• [PROBLEM DESCRIPTION]
Reply with one number: the count of lines in the data that hold the string "offered".

◆ ◆ ◆ ◆ ◆

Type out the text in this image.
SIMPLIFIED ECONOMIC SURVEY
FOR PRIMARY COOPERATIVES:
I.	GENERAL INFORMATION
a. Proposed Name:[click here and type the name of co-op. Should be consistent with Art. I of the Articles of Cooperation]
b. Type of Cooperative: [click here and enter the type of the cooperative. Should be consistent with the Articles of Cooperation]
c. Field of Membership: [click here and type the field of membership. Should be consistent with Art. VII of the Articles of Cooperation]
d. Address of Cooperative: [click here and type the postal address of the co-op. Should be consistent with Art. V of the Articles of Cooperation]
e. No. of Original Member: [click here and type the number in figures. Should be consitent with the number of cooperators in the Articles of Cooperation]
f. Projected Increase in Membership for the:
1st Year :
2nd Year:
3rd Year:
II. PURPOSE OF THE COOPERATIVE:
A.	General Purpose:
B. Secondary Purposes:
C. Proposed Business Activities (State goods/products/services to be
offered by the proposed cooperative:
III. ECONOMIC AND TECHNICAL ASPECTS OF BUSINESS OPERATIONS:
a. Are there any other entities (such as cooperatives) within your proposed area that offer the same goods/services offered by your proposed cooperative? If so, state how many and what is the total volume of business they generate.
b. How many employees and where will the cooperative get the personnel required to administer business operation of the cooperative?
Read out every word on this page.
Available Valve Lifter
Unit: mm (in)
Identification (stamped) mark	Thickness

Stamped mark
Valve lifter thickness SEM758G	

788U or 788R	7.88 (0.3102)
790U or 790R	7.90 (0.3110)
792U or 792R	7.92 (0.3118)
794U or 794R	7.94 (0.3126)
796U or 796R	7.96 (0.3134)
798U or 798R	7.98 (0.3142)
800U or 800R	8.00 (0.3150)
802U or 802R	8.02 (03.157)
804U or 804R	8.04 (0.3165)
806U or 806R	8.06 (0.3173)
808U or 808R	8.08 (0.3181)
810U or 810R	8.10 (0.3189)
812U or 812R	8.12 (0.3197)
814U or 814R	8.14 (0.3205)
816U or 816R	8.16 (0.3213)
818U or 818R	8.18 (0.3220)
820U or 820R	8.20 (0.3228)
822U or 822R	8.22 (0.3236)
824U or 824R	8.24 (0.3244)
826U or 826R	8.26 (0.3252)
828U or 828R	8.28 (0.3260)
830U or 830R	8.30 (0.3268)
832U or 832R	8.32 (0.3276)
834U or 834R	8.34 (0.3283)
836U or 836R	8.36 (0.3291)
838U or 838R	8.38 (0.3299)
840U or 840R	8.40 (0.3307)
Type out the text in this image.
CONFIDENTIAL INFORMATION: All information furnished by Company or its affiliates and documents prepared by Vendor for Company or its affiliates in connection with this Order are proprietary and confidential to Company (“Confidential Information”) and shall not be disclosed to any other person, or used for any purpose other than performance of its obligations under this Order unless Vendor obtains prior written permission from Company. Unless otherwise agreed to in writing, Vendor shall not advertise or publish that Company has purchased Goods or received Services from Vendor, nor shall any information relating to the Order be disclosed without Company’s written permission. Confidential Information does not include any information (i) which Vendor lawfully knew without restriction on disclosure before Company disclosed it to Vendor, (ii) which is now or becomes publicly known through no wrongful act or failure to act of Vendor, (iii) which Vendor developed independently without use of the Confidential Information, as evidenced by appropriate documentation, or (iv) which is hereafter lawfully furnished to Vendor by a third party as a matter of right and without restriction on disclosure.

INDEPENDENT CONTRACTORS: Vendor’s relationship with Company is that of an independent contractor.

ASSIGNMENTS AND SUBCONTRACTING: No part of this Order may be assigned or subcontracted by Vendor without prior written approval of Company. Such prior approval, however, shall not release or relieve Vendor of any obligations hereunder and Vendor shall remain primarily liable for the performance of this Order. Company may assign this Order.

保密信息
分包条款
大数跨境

◆ ◆ ◆ ◆ ◆

• [EXERCISE ANSWER]
2